→ **What the task requires**
Beneath this sentence is a set of records; write each of them out exactly.

*** Raw data ***

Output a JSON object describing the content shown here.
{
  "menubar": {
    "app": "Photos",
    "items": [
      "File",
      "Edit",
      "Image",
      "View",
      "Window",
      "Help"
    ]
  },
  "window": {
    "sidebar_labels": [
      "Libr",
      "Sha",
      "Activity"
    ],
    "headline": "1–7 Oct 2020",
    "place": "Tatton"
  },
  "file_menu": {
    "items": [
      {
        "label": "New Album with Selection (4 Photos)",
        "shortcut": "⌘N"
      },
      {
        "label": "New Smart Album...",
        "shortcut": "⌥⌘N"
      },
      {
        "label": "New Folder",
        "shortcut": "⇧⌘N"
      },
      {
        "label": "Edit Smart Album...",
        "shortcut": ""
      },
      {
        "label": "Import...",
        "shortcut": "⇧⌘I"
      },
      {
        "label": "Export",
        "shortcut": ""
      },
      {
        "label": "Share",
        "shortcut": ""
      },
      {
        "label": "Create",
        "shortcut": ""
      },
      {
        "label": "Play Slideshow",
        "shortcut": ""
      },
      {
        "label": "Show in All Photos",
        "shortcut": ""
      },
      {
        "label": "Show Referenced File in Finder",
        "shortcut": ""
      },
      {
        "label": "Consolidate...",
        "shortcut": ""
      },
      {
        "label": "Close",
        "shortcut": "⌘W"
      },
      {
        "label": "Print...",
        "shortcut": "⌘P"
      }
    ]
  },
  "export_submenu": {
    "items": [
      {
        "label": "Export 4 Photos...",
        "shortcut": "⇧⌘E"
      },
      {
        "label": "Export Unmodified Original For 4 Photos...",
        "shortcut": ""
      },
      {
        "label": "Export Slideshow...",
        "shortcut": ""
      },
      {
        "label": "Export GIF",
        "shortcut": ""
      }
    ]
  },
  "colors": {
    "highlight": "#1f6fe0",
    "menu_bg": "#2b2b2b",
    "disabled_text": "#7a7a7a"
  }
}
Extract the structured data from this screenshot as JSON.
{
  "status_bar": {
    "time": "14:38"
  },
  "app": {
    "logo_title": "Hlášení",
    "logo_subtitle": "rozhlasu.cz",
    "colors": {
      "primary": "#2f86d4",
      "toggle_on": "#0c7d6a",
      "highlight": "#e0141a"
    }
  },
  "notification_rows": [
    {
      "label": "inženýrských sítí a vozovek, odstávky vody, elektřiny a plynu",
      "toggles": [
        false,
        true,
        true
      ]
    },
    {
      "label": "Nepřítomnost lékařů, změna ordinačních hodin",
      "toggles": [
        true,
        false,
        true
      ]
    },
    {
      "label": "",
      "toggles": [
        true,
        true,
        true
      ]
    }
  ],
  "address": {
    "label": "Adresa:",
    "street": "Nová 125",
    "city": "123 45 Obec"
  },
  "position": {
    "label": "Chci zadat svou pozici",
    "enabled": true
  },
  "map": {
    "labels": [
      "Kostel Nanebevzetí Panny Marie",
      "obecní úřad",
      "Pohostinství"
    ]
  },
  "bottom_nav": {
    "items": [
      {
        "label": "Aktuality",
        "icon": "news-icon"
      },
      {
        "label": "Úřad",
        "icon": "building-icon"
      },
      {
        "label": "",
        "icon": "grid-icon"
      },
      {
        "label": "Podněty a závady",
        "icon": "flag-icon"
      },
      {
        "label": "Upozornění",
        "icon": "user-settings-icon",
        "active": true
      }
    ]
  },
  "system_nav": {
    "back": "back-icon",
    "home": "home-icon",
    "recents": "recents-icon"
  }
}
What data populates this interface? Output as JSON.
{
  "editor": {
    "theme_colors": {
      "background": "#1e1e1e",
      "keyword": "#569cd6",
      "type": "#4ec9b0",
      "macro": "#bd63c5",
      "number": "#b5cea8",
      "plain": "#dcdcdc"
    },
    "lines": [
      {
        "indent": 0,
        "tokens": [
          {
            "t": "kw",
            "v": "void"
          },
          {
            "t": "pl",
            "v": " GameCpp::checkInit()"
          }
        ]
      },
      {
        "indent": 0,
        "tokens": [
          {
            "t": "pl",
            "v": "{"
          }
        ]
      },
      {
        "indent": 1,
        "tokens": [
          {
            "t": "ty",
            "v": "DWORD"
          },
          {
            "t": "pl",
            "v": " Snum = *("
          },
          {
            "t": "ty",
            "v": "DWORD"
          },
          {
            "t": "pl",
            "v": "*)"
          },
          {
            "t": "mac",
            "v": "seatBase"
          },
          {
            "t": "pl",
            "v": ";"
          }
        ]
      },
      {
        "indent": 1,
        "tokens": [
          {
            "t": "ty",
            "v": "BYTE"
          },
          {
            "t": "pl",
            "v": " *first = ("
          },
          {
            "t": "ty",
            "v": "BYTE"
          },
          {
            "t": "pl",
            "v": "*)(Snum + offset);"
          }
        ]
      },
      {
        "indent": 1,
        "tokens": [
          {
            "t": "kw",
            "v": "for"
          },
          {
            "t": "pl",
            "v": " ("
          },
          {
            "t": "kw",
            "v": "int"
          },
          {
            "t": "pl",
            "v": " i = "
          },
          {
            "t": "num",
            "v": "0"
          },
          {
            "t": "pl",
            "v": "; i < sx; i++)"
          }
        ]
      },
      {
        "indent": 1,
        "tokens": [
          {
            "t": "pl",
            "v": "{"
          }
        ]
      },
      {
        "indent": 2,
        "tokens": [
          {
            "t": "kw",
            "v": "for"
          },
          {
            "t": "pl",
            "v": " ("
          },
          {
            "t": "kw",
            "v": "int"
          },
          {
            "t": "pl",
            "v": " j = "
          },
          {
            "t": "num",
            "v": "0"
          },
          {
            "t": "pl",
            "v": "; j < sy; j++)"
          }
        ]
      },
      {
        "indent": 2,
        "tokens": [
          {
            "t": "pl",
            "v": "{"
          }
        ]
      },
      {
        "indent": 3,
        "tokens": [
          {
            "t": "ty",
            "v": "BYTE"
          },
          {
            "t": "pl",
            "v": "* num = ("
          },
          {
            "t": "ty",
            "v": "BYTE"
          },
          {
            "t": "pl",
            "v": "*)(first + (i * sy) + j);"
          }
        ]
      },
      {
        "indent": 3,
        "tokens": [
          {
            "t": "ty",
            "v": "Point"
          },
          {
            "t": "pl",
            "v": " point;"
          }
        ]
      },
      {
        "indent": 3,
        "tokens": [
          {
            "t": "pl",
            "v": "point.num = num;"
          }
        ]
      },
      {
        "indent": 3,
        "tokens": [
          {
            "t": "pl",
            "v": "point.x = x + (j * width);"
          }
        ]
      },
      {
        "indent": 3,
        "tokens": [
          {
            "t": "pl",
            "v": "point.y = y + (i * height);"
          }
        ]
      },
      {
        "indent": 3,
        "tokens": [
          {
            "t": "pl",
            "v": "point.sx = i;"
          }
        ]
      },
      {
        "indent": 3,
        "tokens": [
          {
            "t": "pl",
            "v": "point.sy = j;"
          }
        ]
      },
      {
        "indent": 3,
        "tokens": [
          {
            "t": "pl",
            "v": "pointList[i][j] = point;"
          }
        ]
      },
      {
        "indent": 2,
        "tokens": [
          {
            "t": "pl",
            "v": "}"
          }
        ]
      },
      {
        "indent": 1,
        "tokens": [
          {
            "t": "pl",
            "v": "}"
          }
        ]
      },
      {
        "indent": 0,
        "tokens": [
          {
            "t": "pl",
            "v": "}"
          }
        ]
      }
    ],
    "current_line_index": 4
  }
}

***

→ **Output for this exercise**
Output a JSON object describing the content shown here.
{
  "menubar": {
    "app": "Photos",
    "items": [
      "File",
      "Edit",
      "Image",
      "View",
      "Window",
      "Help"
    ]
  },
  "window": {
    "sidebar_labels": [
      "Libr",
      "Sha",
      "Activity"
    ],
    "headline": "1–7 Oct 2020",
    "place": "Tatton"
  },
  "file_menu": {
    "items": [
      {
        "label": "New Album with Selection (4 Photos)",
        "shortcut": "⌘N"
      },
      {
        "label": "New Smart Album...",
        "shortcut": "⌥⌘N"
      },
      {
        "label": "New Folder",
        "shortcut": "⇧⌘N"
      },
      {
        "label": "Edit Smart Album...",
        "shortcut": ""
      },
      {
        "label": "Import...",
        "shortcut": "⇧⌘I"
      },
      {
        "label": "Export",
        "shortcut": ""
      },
      {
        "label": "Share",
        "shortcut": ""
      },
      {
        "label": "Create",
        "shortcut": ""
      },
      {
        "label": "Play Slideshow",
        "shortcut": ""
      },
      {
        "label": "Show in All Photos",
        "shortcut": ""
      },
      {
        "label": "Show Referenced File in Finder",
        "shortcut": ""
      },
      {
        "label": "Consolidate...",
        "shortcut": ""
      },
      {
        "label": "Close",
        "shortcut": "⌘W"
      },
      {
        "label": "Print...",
        "shortcut": "⌘P"
      }
    ]
  },
  "export_submenu": {
    "items": [
      {
        "label": "Export 4 Photos...",
        "shortcut": "⇧⌘E"
      },
      {
        "label": "Export Unmodified Original For 4 Photos...",
        "shortcut": ""
      },
      {
        "label": "Export Slideshow...",
        "shortcut": ""
      },
      {
        "label": "Export GIF",
        "shortcut": ""
      }
    ]
  },
  "colors": {
    "highlight": "#1f6fe0",
    "menu_bg": "#2b2b2b",
    "disabled_text": "#7a7a7a"
  }
}
Extract the structured data from this screenshot as JSON.
{
  "status_bar": {
    "time": "14:38"
  },
  "app": {
    "logo_title": "Hlášení",
    "logo_subtitle": "rozhlasu.cz",
    "colors": {
      "primary": "#2f86d4",
      "toggle_on": "#0c7d6a",
      "highlight": "#e0141a"
    }
  },
  "notification_rows": [
    {
      "label": "inženýrských sítí a vozovek, odstávky vody, elektřiny a plynu",
      "toggles": [
        false,
        true,
        true
      ]
    },
    {
      "label": "Nepřítomnost lékařů, změna ordinačních hodin",
      "toggles": [
        true,
        false,
        true
      ]
    },
    {
      "label": "",
      "toggles": [
        true,
        true,
        true
      ]
    }
  ],
  "address": {
    "label": "Adresa:",
    "street": "Nová 125",
    "city": "123 45 Obec"
  },
  "position": {
    "label": "Chci zadat svou pozici",
    "enabled": true
  },
  "map": {
    "labels": [
      "Kostel Nanebevzetí Panny Marie",
      "obecní úřad",
      "Pohostinství"
    ]
  },
  "bottom_nav": {
    "items": [
      {
        "label": "Aktuality",
        "icon": "news-icon"
      },
      {
        "label": "Úřad",
        "icon": "building-icon"
      },
      {
        "label": "",
        "icon": "grid-icon"
      },
      {
        "label": "Podněty a závady",
        "icon": "flag-icon"
      },
      {
        "label": "Upozornění",
        "icon": "user-settings-icon",
        "active": true
      }
    ]
  },
  "system_nav": {
    "back": "back-icon",
    "home": "home-icon",
    "recents": "recents-icon"
  }
}
What data populates this interface? Output as JSON.
{
  "editor": {
    "theme_colors": {
      "background": "#1e1e1e",
      "keyword": "#569cd6",
      "type": "#4ec9b0",
      "macro": "#bd63c5",
      "number": "#b5cea8",
      "plain": "#dcdcdc"
    },
    "lines": [
      {
        "indent": 0,
        "tokens": [
          {
            "t": "kw",
            "v": "void"
          },
          {
            "t": "pl",
            "v": " GameCpp::checkInit()"
          }
        ]
      },
      {
        "indent": 0,
        "tokens": [
          {
            "t": "pl",
            "v": "{"
          }
        ]
      },
      {
        "indent": 1,
        "tokens": [
          {
            "t": "ty",
            "v": "DWORD"
          },
          {
            "t": "pl",
            "v": " Snum = *("
          },
          {
            "t": "ty",
            "v": "DWORD"
          },
          {
            "t": "pl",
            "v": "*)"
          },
          {
            "t": "mac",
            "v": "seatBase"
          },
          {
            "t": "pl",
            "v": ";"
          }
        ]
      },
      {
        "indent": 1,
        "tokens": [
          {
            "t": "ty",
            "v": "BYTE"
          },
          {
            "t": "pl",
            "v": " *first = ("
          },
          {
            "t": "ty",
            "v": "BYTE"
          },
          {
            "t": "pl",
            "v": "*)(Snum + offset);"
          }
        ]
      },
      {
        "indent": 1,
        "tokens": [
          {
            "t": "kw",
            "v": "for"
          },
          {
            "t": "pl",
            "v": " ("
          },
          {
            "t": "kw",
            "v": "int"
          },
          {
            "t": "pl",
            "v": " i = "
          },
          {
            "t": "num",
            "v": "0"
          },
          {
            "t": "pl",
            "v": "; i < sx; i++)"
          }
        ]
      },
      {
        "indent": 1,
        "tokens": [
          {
            "t": "pl",
            "v": "{"
          }
        ]
      },
      {
        "indent": 2,
        "tokens": [
          {
            "t": "kw",
            "v": "for"
          },
          {
            "t": "pl",
            "v": " ("
          },
          {
            "t": "kw",
            "v": "int"
          },
          {
            "t": "pl",
            "v": " j = "
          },
          {
            "t": "num",
            "v": "0"
          },
          {
            "t": "pl",
            "v": "; j < sy; j++)"
          }
        ]
      },
      {
        "indent": 2,
        "tokens": [
          {
            "t": "pl",
            "v": "{"
          }
        ]
      },
      {
        "indent": 3,
        "tokens": [
          {
            "t": "ty",
            "v": "BYTE"
          },
          {
            "t": "pl",
            "v": "* num = ("
          },
          {
            "t": "ty",
            "v": "BYTE"
          },
          {
            "t": "pl",
            "v": "*)(first + (i * sy) + j);"
          }
        ]
      },
      {
        "indent": 3,
        "tokens": [
          {
            "t": "ty",
            "v": "Point"
          },
          {
            "t": "pl",
            "v": " point;"
          }
        ]
      },
      {
        "indent": 3,
        "tokens": [
          {
            "t": "pl",
            "v": "point.num = num;"
          }
        ]
      },
      {
        "indent": 3,
        "tokens": [
          {
            "t": "pl",
            "v": "point.x = x + (j * width);"
          }
        ]
      },
      {
        "indent": 3,
        "tokens": [
          {
            "t": "pl",
            "v": "point.y = y + (i * height);"
          }
        ]
      },
      {
        "indent": 3,
        "tokens": [
          {
            "t": "pl",
            "v": "point.sx = i;"
          }
        ]
      },
      {
        "indent": 3,
        "tokens": [
          {
            "t": "pl",
            "v": "point.sy = j;"
          }
        ]
      },
      {
        "indent": 3,
        "tokens": [
          {
            "t": "pl",
            "v": "pointList[i][j] = point;"
          }
        ]
      },
      {
        "indent": 2,
        "tokens": [
          {
            "t": "pl",
            "v": "}"
          }
        ]
      },
      {
        "indent": 1,
        "tokens": [
          {
            "t": "pl",
            "v": "}"
          }
        ]
      },
      {
        "indent": 0,
        "tokens": [
          {
            "t": "pl",
            "v": "}"
          }
        ]
      }
    ],
    "current_line_index": 4
  }
}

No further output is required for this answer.